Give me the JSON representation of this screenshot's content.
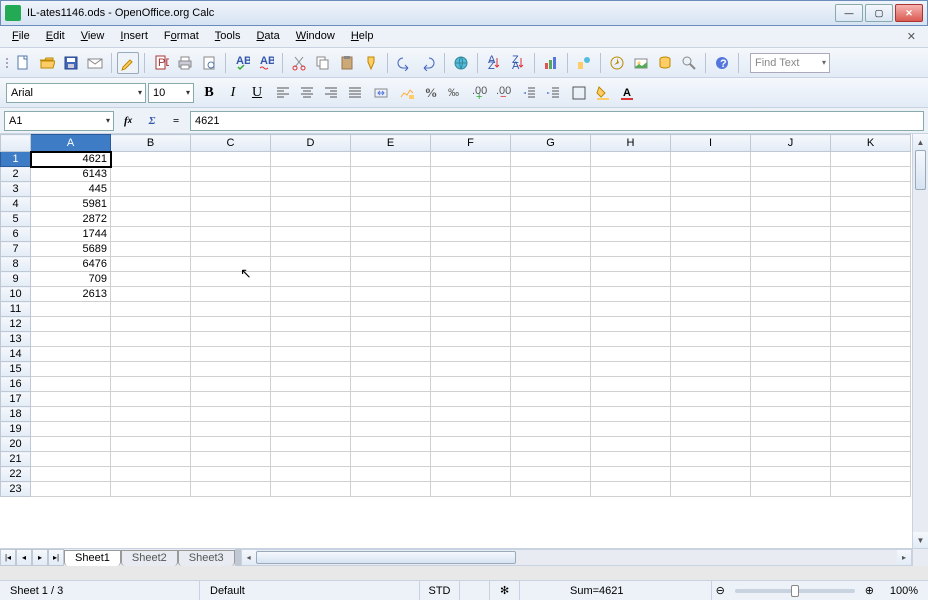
{
  "window": {
    "title": "IL-ates1146.ods - OpenOffice.org Calc"
  },
  "menus": [
    "File",
    "Edit",
    "View",
    "Insert",
    "Format",
    "Tools",
    "Data",
    "Window",
    "Help"
  ],
  "find_placeholder": "Find Text",
  "format": {
    "font_name": "Arial",
    "font_size": "10"
  },
  "formula": {
    "cell_ref": "A1",
    "value": "4621"
  },
  "columns": [
    "A",
    "B",
    "C",
    "D",
    "E",
    "F",
    "G",
    "H",
    "I",
    "J",
    "K"
  ],
  "rows": [
    1,
    2,
    3,
    4,
    5,
    6,
    7,
    8,
    9,
    10,
    11,
    12,
    13,
    14,
    15,
    16,
    17,
    18,
    19,
    20,
    21,
    22,
    23
  ],
  "cells": {
    "A1": "4621",
    "A2": "6143",
    "A3": "445",
    "A4": "5981",
    "A5": "2872",
    "A6": "1744",
    "A7": "5689",
    "A8": "6476",
    "A9": "709",
    "A10": "2613"
  },
  "selected_cell": "A1",
  "sheets": [
    "Sheet1",
    "Sheet2",
    "Sheet3"
  ],
  "active_sheet": 0,
  "status": {
    "sheet": "Sheet 1 / 3",
    "style": "Default",
    "mode": "STD",
    "sum": "Sum=4621",
    "zoom": "100%"
  },
  "zoom_symbols": {
    "minus": "⊖",
    "plus": "⊕"
  }
}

• [Task requirements]:
All the lines above are to be reproduced exactly, except the pictures.

• [Output of the task]:
Give me the JSON representation of this screenshot's content.
{
  "window": {
    "title": "IL-ates1146.ods - OpenOffice.org Calc"
  },
  "menus": [
    "File",
    "Edit",
    "View",
    "Insert",
    "Format",
    "Tools",
    "Data",
    "Window",
    "Help"
  ],
  "find_placeholder": "Find Text",
  "format": {
    "font_name": "Arial",
    "font_size": "10"
  },
  "formula": {
    "cell_ref": "A1",
    "value": "4621"
  },
  "columns": [
    "A",
    "B",
    "C",
    "D",
    "E",
    "F",
    "G",
    "H",
    "I",
    "J",
    "K"
  ],
  "rows": [
    1,
    2,
    3,
    4,
    5,
    6,
    7,
    8,
    9,
    10,
    11,
    12,
    13,
    14,
    15,
    16,
    17,
    18,
    19,
    20,
    21,
    22,
    23
  ],
  "cells": {
    "A1": "4621",
    "A2": "6143",
    "A3": "445",
    "A4": "5981",
    "A5": "2872",
    "A6": "1744",
    "A7": "5689",
    "A8": "6476",
    "A9": "709",
    "A10": "2613"
  },
  "selected_cell": "A1",
  "sheets": [
    "Sheet1",
    "Sheet2",
    "Sheet3"
  ],
  "active_sheet": 0,
  "status": {
    "sheet": "Sheet 1 / 3",
    "style": "Default",
    "mode": "STD",
    "sum": "Sum=4621",
    "zoom": "100%"
  },
  "zoom_symbols": {
    "minus": "⊖",
    "plus": "⊕"
  }
}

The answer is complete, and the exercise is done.